▶ [STATED TASK]
Wherever a line below holds the word "into", copy that line.

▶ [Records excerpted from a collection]
Start
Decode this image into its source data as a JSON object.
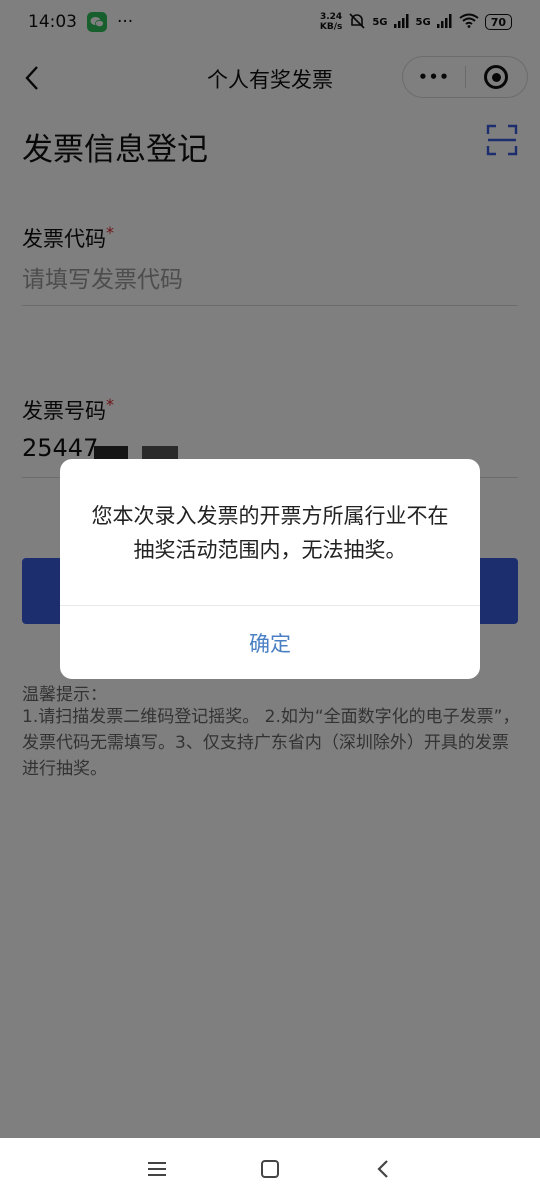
{
  "status_bar": {
    "time": "14:03",
    "dots": "···",
    "speed_value": "3.24",
    "speed_unit": "KB/s",
    "net1": "5G",
    "net2": "5G",
    "battery": "70"
  },
  "nav": {
    "title": "个人有奖发票",
    "more_label": "•••"
  },
  "page": {
    "heading": "发票信息登记",
    "invoice_code": {
      "label": "发票代码",
      "required_mark": "*",
      "placeholder": "请填写发票代码",
      "value": ""
    },
    "invoice_number": {
      "label": "发票号码",
      "required_mark": "*",
      "value": "25447"
    },
    "tips_title": "温馨提示：",
    "tips_body": "1.请扫描发票二维码登记摇奖。 2.如为“全面数字化的电子发票”，发票代码无需填写。3、仅支持广东省内（深圳除外）开具的发票进行抽奖。"
  },
  "dialog": {
    "message": "您本次录入发票的开票方所属行业不在抽奖活动范围内，无法抽奖。",
    "confirm_label": "确定"
  },
  "colors": {
    "accent": "#3a5cdc",
    "dialog_link": "#4a7fc4",
    "required": "#d9262e",
    "wechat_green": "#2ec15b"
  }
}
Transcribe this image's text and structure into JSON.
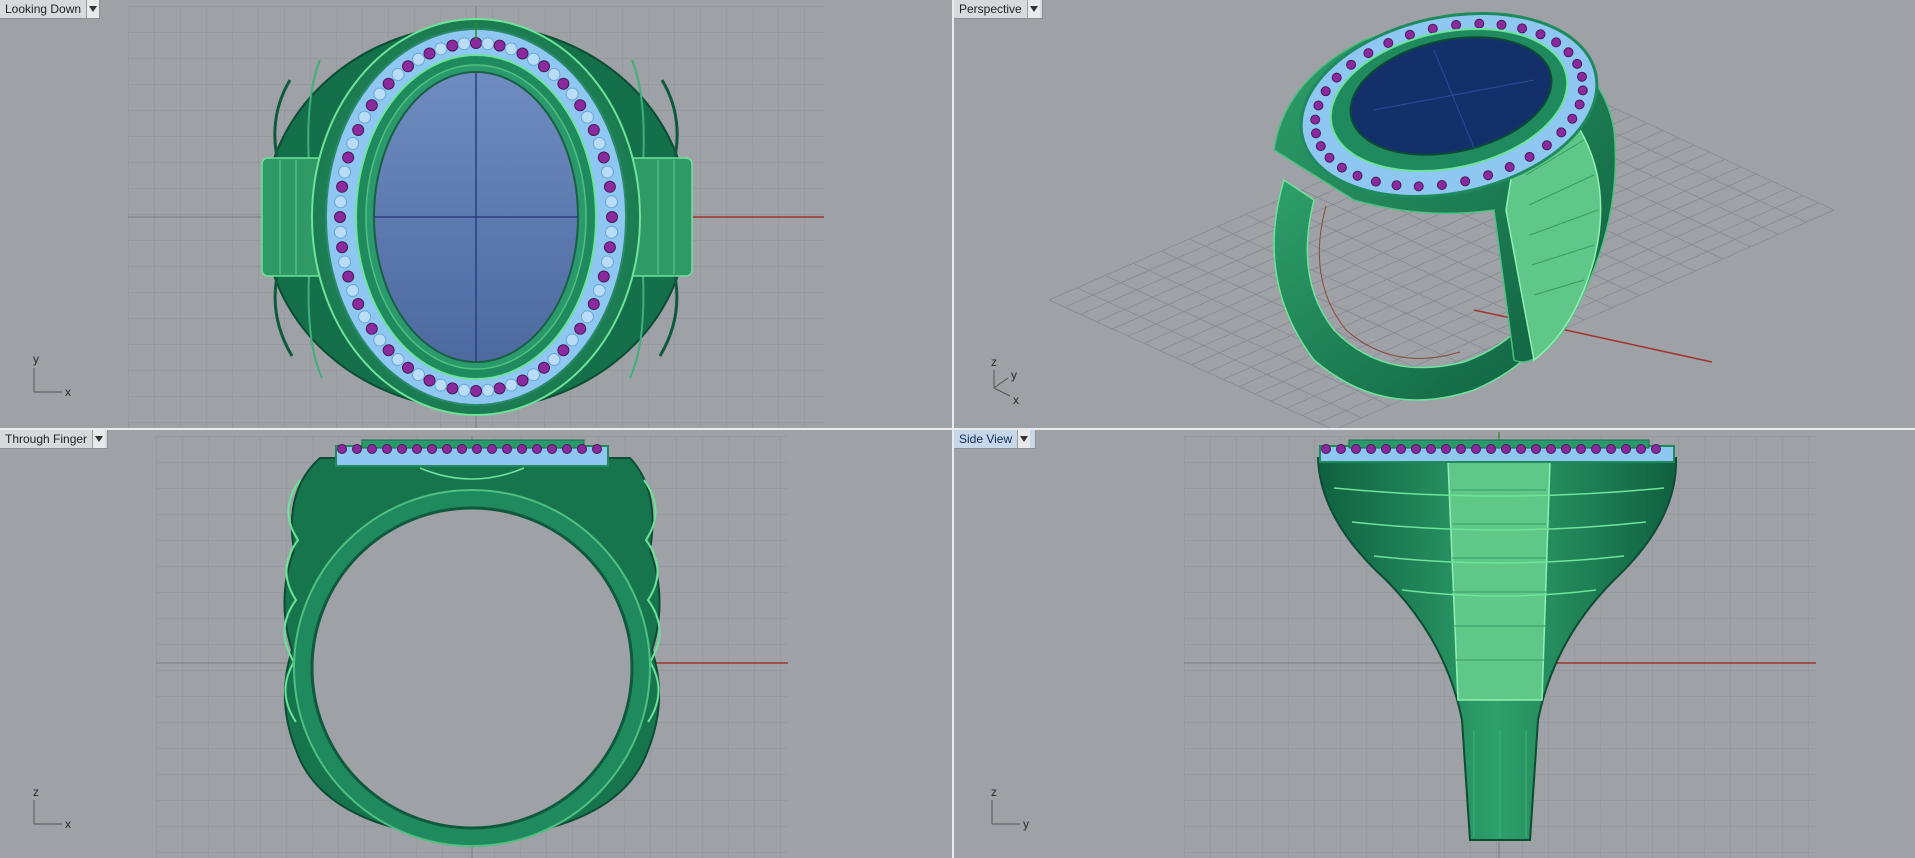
{
  "viewports": [
    {
      "id": "top",
      "label": "Looking Down",
      "active": false,
      "axis_a": "y",
      "axis_b": "x"
    },
    {
      "id": "persp",
      "label": "Perspective",
      "active": false,
      "axis_a": "z",
      "axis_b": "y",
      "axis_c": "x"
    },
    {
      "id": "front",
      "label": "Through Finger",
      "active": false,
      "axis_a": "z",
      "axis_b": "x"
    },
    {
      "id": "side",
      "label": "Side View",
      "active": true,
      "axis_a": "z",
      "axis_b": "y"
    }
  ],
  "colors": {
    "viewport_bg": "#9ea1a6",
    "grid_line": "#8a8d92",
    "ring_metal": "#1f8a5e",
    "ring_highlight": "#6ee39a",
    "diamond": "#8ec8f2",
    "amethyst": "#8a2a9e",
    "stone_top": "#5f7fb2",
    "stone_persp": "#14306a",
    "x_axis": "#a0352e",
    "y_axis": "#2a8a2a"
  },
  "icons": {
    "dropdown": "chevron-down-icon"
  }
}
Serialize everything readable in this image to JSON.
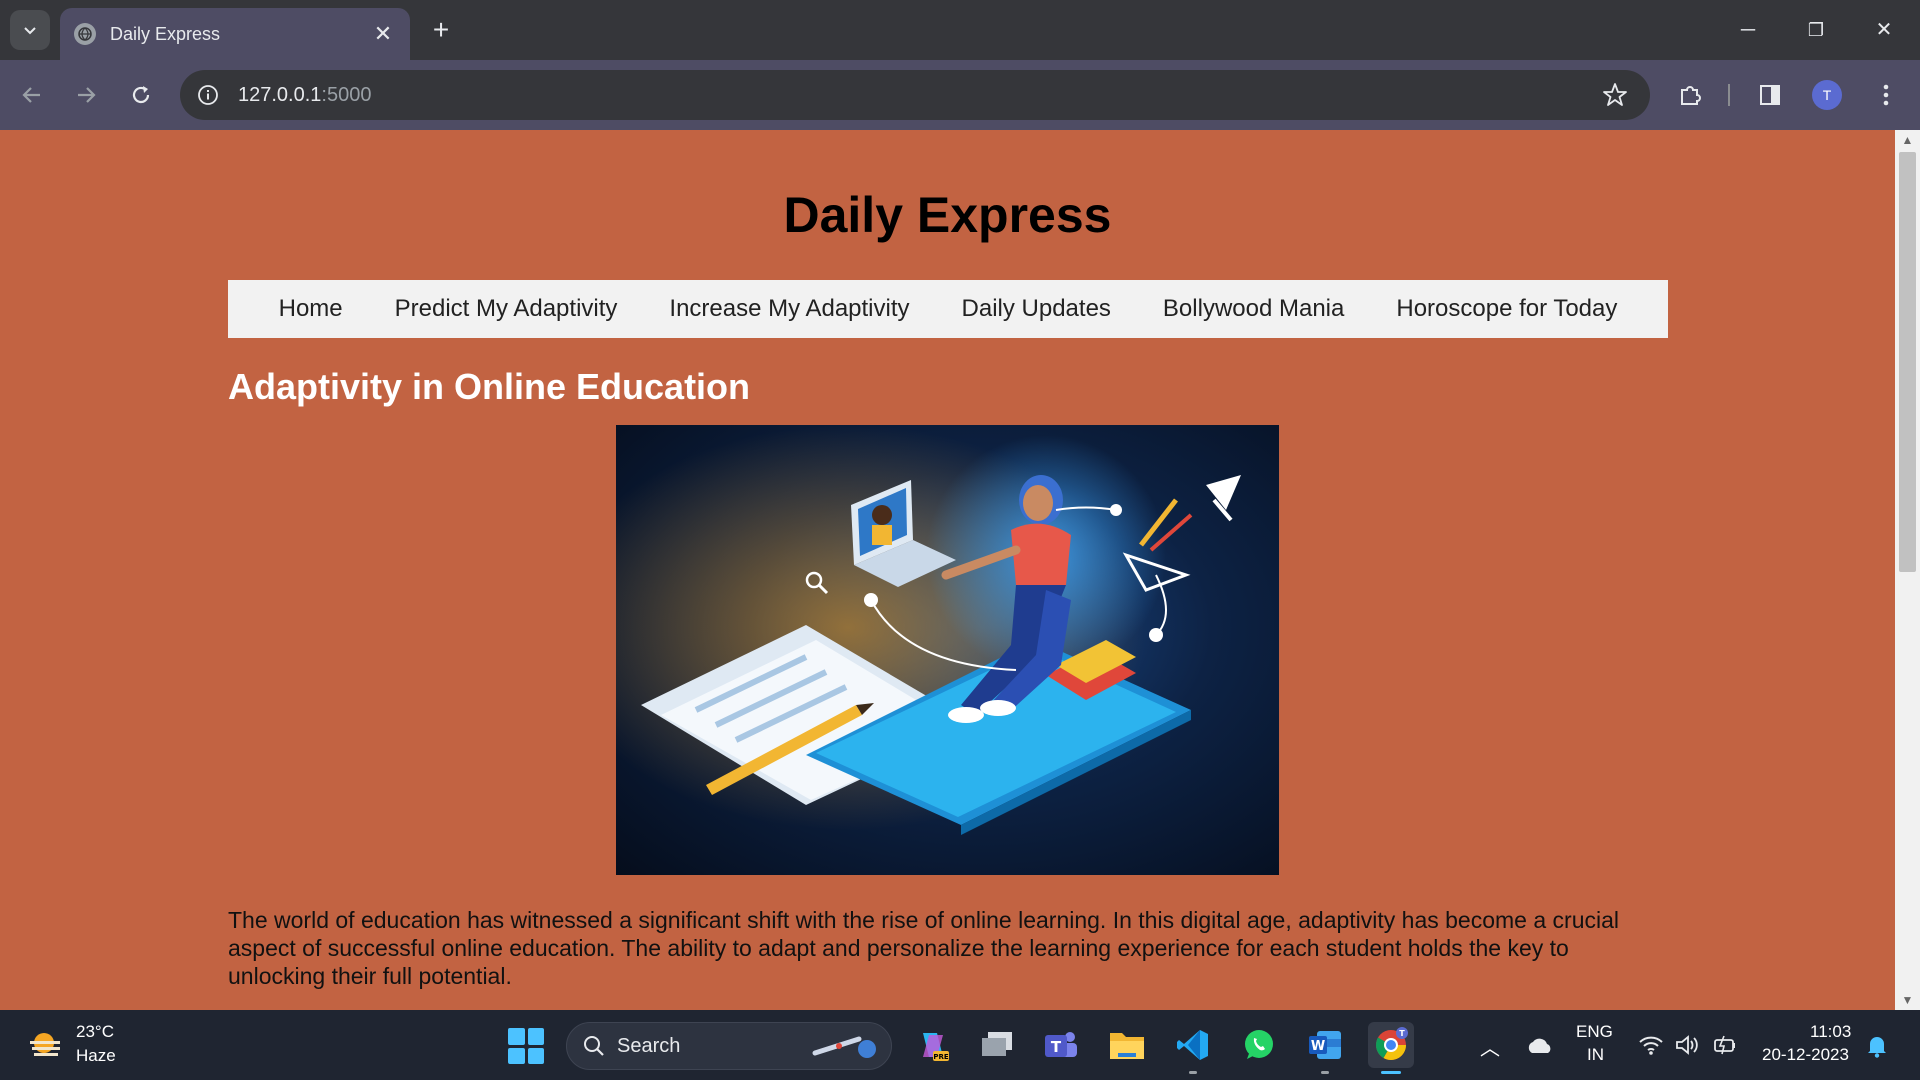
End
▶ [SOLVED PROBLEM]
Decode this image into its source data as a JSON object.
Transcribe this image's text and structure into JSON.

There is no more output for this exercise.